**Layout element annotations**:
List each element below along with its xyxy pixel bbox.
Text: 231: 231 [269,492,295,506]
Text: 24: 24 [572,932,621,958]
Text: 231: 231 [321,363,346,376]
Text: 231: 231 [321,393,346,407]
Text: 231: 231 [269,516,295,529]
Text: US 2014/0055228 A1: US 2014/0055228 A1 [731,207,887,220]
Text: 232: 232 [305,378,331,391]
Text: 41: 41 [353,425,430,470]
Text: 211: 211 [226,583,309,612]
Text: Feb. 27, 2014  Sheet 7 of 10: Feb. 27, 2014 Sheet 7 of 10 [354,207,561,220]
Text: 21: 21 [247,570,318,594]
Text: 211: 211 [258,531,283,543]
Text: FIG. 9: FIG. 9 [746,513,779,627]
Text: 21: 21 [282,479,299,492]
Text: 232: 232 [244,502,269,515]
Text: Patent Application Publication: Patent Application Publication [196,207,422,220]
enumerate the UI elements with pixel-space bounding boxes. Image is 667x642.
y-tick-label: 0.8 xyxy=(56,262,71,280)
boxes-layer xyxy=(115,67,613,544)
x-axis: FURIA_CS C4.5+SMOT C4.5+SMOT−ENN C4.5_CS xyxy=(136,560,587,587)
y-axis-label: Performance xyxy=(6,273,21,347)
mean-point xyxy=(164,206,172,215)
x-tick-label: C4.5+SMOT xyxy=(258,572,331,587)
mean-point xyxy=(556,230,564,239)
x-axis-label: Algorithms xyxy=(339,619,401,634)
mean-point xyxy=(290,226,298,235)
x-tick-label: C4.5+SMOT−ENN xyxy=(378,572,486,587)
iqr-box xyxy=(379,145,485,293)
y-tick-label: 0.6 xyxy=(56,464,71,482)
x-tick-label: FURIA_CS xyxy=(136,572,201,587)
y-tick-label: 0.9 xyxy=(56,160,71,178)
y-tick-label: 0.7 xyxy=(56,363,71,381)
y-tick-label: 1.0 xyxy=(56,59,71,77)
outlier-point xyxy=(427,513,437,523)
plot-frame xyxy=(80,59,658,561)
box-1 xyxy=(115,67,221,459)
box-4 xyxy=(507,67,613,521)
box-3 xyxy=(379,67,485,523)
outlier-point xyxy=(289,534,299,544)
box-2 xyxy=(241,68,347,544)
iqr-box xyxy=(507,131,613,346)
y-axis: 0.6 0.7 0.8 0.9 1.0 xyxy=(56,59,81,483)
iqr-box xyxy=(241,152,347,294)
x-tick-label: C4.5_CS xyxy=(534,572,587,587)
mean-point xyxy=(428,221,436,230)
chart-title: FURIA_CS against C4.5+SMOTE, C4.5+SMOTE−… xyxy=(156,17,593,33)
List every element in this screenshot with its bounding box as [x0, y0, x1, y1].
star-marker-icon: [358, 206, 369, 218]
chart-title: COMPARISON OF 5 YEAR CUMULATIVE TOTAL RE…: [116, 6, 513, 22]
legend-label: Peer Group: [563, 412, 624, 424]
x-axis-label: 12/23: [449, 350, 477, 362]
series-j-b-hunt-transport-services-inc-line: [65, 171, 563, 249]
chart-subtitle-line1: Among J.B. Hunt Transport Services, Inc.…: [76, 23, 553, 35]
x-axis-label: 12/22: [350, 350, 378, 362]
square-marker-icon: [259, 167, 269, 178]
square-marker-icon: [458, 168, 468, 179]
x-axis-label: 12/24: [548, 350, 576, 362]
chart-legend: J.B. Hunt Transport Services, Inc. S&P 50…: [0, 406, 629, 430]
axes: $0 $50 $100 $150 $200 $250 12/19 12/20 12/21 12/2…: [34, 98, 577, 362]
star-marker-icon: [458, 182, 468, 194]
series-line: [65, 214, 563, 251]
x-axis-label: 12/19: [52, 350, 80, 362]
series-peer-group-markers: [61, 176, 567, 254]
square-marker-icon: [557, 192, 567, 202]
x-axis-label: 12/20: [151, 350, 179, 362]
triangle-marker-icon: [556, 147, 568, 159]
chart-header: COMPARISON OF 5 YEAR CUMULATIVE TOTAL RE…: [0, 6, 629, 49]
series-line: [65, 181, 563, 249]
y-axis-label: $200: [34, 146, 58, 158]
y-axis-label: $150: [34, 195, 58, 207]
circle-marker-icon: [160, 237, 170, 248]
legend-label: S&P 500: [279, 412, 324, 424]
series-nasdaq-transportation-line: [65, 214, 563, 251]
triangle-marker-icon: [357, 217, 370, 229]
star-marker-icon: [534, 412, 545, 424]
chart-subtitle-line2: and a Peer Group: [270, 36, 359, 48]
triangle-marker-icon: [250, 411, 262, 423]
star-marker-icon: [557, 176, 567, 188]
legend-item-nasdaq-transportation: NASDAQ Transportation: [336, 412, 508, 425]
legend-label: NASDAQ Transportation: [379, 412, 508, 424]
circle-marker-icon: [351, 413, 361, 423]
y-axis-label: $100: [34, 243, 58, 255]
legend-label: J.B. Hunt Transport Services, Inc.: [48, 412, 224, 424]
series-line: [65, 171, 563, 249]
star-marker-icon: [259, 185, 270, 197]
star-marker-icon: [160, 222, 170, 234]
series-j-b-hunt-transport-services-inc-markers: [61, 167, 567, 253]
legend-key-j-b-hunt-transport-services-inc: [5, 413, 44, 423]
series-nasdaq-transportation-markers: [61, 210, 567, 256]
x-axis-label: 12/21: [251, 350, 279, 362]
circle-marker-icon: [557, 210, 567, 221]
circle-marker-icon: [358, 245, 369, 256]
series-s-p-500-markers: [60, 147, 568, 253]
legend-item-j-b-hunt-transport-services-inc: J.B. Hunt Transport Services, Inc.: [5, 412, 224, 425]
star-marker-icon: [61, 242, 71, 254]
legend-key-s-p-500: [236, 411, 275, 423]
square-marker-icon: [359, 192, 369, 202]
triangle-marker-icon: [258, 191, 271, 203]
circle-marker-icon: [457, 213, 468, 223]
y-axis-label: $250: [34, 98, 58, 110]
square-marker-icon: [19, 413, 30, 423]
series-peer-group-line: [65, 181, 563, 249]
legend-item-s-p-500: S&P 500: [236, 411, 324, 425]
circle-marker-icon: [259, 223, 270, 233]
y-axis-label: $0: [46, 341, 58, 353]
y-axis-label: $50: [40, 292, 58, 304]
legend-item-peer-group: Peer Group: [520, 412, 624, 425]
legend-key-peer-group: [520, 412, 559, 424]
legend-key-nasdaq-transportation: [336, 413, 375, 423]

**YOUR TASK**: Copy every row from the start of the rows down to the row containing "iqr-box xyxy=(379,145,485,293)", with both ends included, reproducing each one exactly.

**SOLUTION FOR THIS TASK**:
List each element below along with its xyxy pixel bbox.
Text: 231: 231 [269,492,295,506]
Text: 24: 24 [572,932,621,958]
Text: 231: 231 [321,363,346,376]
Text: 231: 231 [321,393,346,407]
Text: 231: 231 [269,516,295,529]
Text: US 2014/0055228 A1: US 2014/0055228 A1 [731,207,887,220]
Text: 232: 232 [305,378,331,391]
Text: 41: 41 [353,425,430,470]
Text: 211: 211 [226,583,309,612]
Text: Feb. 27, 2014  Sheet 7 of 10: Feb. 27, 2014 Sheet 7 of 10 [354,207,561,220]
Text: 21: 21 [247,570,318,594]
Text: 211: 211 [258,531,283,543]
Text: FIG. 9: FIG. 9 [746,513,779,627]
Text: 21: 21 [282,479,299,492]
Text: 232: 232 [244,502,269,515]
Text: Patent Application Publication: Patent Application Publication [196,207,422,220]
enumerate the UI elements with pixel-space bounding boxes. Image is 667x642.
y-tick-label: 0.8 xyxy=(56,262,71,280)
boxes-layer xyxy=(115,67,613,544)
x-axis: FURIA_CS C4.5+SMOT C4.5+SMOT−ENN C4.5_CS xyxy=(136,560,587,587)
y-axis-label: Performance xyxy=(6,273,21,347)
mean-point xyxy=(164,206,172,215)
x-tick-label: C4.5+SMOT xyxy=(258,572,331,587)
mean-point xyxy=(556,230,564,239)
x-axis-label: Algorithms xyxy=(339,619,401,634)
mean-point xyxy=(290,226,298,235)
x-tick-label: C4.5+SMOT−ENN xyxy=(378,572,486,587)
iqr-box xyxy=(379,145,485,293)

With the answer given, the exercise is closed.